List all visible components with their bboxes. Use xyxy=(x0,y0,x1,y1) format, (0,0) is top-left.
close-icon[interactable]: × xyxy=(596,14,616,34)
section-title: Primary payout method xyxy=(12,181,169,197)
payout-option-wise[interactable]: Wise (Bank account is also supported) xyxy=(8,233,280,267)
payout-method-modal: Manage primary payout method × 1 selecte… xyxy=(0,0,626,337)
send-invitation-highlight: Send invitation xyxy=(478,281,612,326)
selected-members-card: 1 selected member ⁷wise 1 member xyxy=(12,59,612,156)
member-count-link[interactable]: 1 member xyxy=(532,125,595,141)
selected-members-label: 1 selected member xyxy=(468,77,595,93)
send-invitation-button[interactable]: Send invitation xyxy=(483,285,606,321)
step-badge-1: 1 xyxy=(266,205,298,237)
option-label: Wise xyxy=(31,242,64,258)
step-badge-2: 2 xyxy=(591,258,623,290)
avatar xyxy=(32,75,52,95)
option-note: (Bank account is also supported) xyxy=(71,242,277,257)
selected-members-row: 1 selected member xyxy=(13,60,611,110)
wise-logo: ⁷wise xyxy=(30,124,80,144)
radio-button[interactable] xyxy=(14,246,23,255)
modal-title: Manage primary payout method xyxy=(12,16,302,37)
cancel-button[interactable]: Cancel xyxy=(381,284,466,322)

> _Problem description_: Please duplicate all the items above exactly as they appear, line for line.

> _Output below_:
List all visible components with their bboxes. Use xyxy=(x0,y0,x1,y1) format, (0,0) is top-left.
close-icon[interactable]: × xyxy=(596,14,616,34)
section-title: Primary payout method xyxy=(12,181,169,197)
payout-option-wise[interactable]: Wise (Bank account is also supported) xyxy=(8,233,280,267)
payout-method-modal: Manage primary payout method × 1 selecte… xyxy=(0,0,626,337)
send-invitation-highlight: Send invitation xyxy=(478,281,612,326)
selected-members-card: 1 selected member ⁷wise 1 member xyxy=(12,59,612,156)
member-count-link[interactable]: 1 member xyxy=(532,125,595,141)
selected-members-label: 1 selected member xyxy=(468,77,595,93)
send-invitation-button[interactable]: Send invitation xyxy=(483,285,606,321)
step-badge-1: 1 xyxy=(266,205,298,237)
option-label: Wise xyxy=(31,242,64,258)
step-badge-2: 2 xyxy=(591,258,623,290)
avatar xyxy=(32,75,52,95)
option-note: (Bank account is also supported) xyxy=(71,242,277,257)
selected-members-row: 1 selected member xyxy=(13,60,611,110)
wise-logo: ⁷wise xyxy=(30,124,80,144)
radio-button[interactable] xyxy=(14,246,23,255)
modal-title: Manage primary payout method xyxy=(12,16,302,37)
cancel-button[interactable]: Cancel xyxy=(381,284,466,322)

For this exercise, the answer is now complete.